* Start *
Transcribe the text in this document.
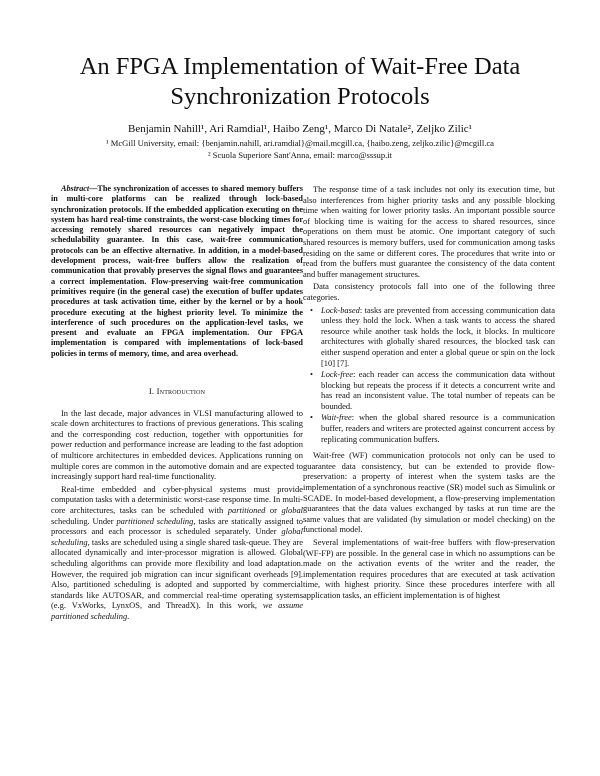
An FPGA Implementation of Wait-Free Data Synchronization Protocols
Benjamin Nahill¹, Ari Ramdial¹, Haibo Zeng¹, Marco Di Natale², Zeljko Zilic¹
¹ McGill University, email: {benjamin.nahill, ari.ramdial}@mail.mcgill.ca, {haibo.zeng, zeljko.zilic}@mcgill.ca
² Scuola Superiore Sant'Anna, email: marco@sssup.it

Abstract—The synchronization of accesses to shared memory buffers in multi-core platforms can be realized through lock-based synchronization protocols. If the embedded application executing on the system has hard real-time constraints, the worst-case blocking times for accessing remotely shared resources can negatively impact the schedulability guarantee. In this case, wait-free communication protocols can be an effective alternative. In addition, in a model-based development process, wait-free buffers allow the realization of communication that provably preserves the signal flows and guarantees a correct implementation. Flow-preserving wait-free communication primitives require (in the general case) the execution of buffer updates procedures at task activation time, either by the kernel or by a hook procedure executing at the highest priority level. To minimize the interference of such procedures on the application-level tasks, we present and evaluate an FPGA implementation. Our FPGA implementation is compared with implementations of lock-based policies in terms of memory, time, and area overhead.

I. Introduction

In the last decade, major advances in VLSI manufacturing allowed to scale down architectures to fractions of previous generations. This scaling and the corresponding cost reduction, together with opportunities for power reduction and performance increase are leading to the fast adoption of multicore architectures in embedded devices. Applications running on multiple cores are common in the automotive domain and are expected to increasingly support hard real-time functionality.

Real-time embedded and cyber-physical systems must provide computation tasks with a deterministic worst-case response time. In multi-core architectures, tasks can be scheduled with partitioned or global scheduling. Under partitioned scheduling, tasks are statically assigned to processors and each processor is scheduled separately. Under global scheduling, tasks are scheduled using a single shared task-queue. They are allocated dynamically and inter-processor migration is allowed. Global scheduling algorithms can provide more flexibility and load adaptation. However, the required job migration can incur significant overheads [9]. Also, partitioned scheduling is adopted and supported by commercial standards like AUTOSAR, and commercial real-time operating systems (e.g. VxWorks, LynxOS, and ThreadX). In this work, we assume partitioned scheduling.

The response time of a task includes not only its execution time, but also interferences from higher priority tasks and any possible blocking time when waiting for lower priority tasks. An important possible source of blocking time is waiting for the access to shared resources, since operations on them must be atomic. One important category of such shared resources is memory buffers, used for communication among tasks residing on the same or different cores. The procedures that write into or read from the buffers must guarantee the consistency of the data content and buffer management structures.

Data consistency protocols fall into one of the following three categories.

• Lock-based: tasks are prevented from accessing communication data unless they hold the lock. When a task wants to access the shared resource while another task holds the lock, it blocks. In multicore architectures with globally shared resources, the blocked task can either suspend operation and enter a global queue or spin on the lock [10] [7].
• Lock-free: each reader can access the communication data without blocking but repeats the process if it detects a concurrent write and has read an inconsistent value. The total number of repeats can be bounded.
• Wait-free: when the global shared resource is a communication buffer, readers and writers are protected against concurrent access by replicating communication buffers.

Wait-free (WF) communication protocols not only can be used to guarantee data consistency, but can be extended to provide flow-preservation: a property of interest when the system tasks are the implementation of a synchronous reactive (SR) model such as Simulink or SCADE. In model-based development, a flow-preserving implementation guarantees that the data values exchanged by tasks at run time are the same values that are validated (by simulation or model checking) on the functional model.

Several implementations of wait-free buffers with flow-preservation (WF-FP) are possible. In the general case in which no assumptions can be made on the activation events of the writer and the reader, the implementation requires procedures that are executed at task activation time, with highest priority. Since these procedures interfere with all application tasks, an efficient implementation is of highest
* End *
Problem requirements: In the entries above, find every line with the word "email" and list it.

Solved exercise:
¹ McGill University, email: {benjamin.nahill, ari.ramdial}@mail.mcgill.ca, {haibo.zeng, zeljko.zilic}@mcgill.ca
² Scuola Superiore Sant'Anna, email: marco@sssup.it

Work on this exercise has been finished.